→ **WHAT THIS TASK INVOLVES**: Reproduce all the lines exactly as they stand, apart from the pictures.

→ **DATASET CONTENT**:
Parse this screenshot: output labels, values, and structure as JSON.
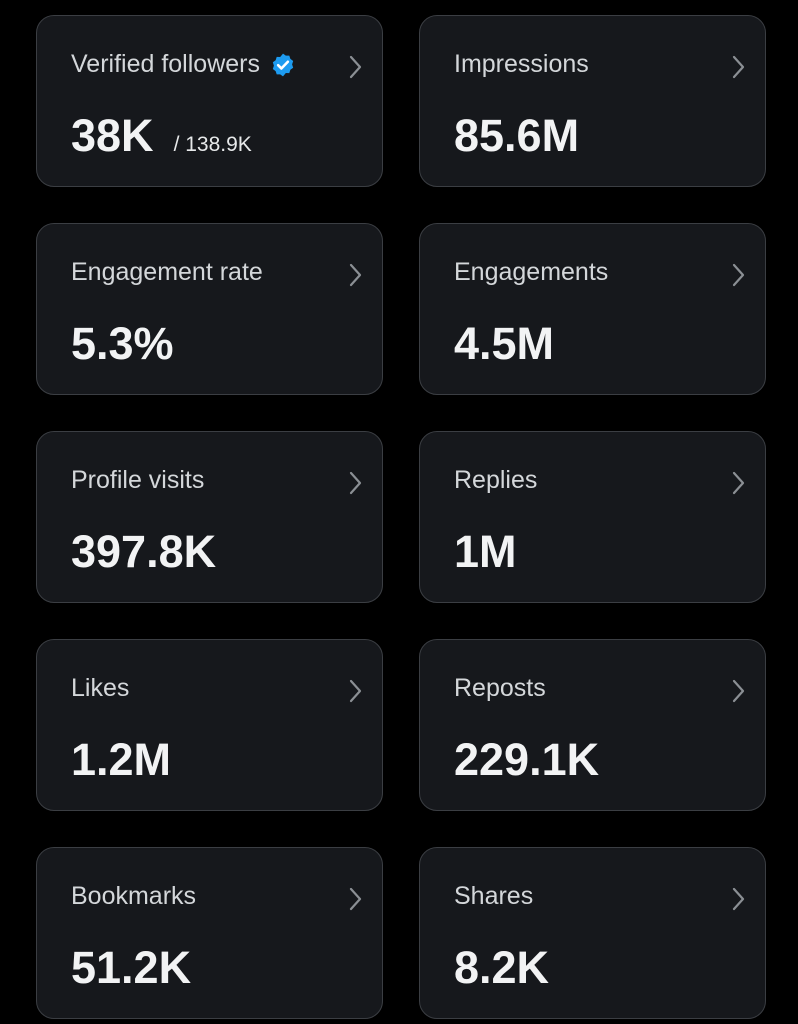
{
  "cards": [
    {
      "label": "Verified followers",
      "value": "38K",
      "subvalue": "/ 138.9K",
      "verified": true
    },
    {
      "label": "Impressions",
      "value": "85.6M"
    },
    {
      "label": "Engagement rate",
      "value": "5.3%"
    },
    {
      "label": "Engagements",
      "value": "4.5M"
    },
    {
      "label": "Profile visits",
      "value": "397.8K"
    },
    {
      "label": "Replies",
      "value": "1M"
    },
    {
      "label": "Likes",
      "value": "1.2M"
    },
    {
      "label": "Reposts",
      "value": "229.1K"
    },
    {
      "label": "Bookmarks",
      "value": "51.2K"
    },
    {
      "label": "Shares",
      "value": "8.2K"
    }
  ]
}
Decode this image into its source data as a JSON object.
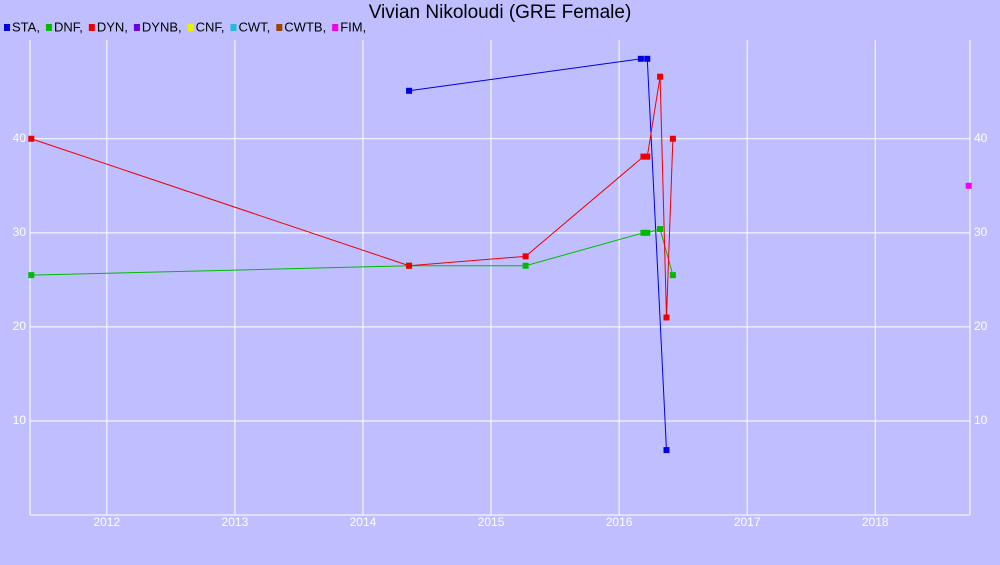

→ **COMPLETE ANSWER**:
Parse this screenshot: output labels, values, and structure as JSON.
{
  "cards": [
    {
      "label": "Verified followers",
      "value": "38K",
      "subvalue": "/ 138.9K",
      "verified": true
    },
    {
      "label": "Impressions",
      "value": "85.6M"
    },
    {
      "label": "Engagement rate",
      "value": "5.3%"
    },
    {
      "label": "Engagements",
      "value": "4.5M"
    },
    {
      "label": "Profile visits",
      "value": "397.8K"
    },
    {
      "label": "Replies",
      "value": "1M"
    },
    {
      "label": "Likes",
      "value": "1.2M"
    },
    {
      "label": "Reposts",
      "value": "229.1K"
    },
    {
      "label": "Bookmarks",
      "value": "51.2K"
    },
    {
      "label": "Shares",
      "value": "8.2K"
    }
  ]
}
Decode this image into its source data as a JSON object.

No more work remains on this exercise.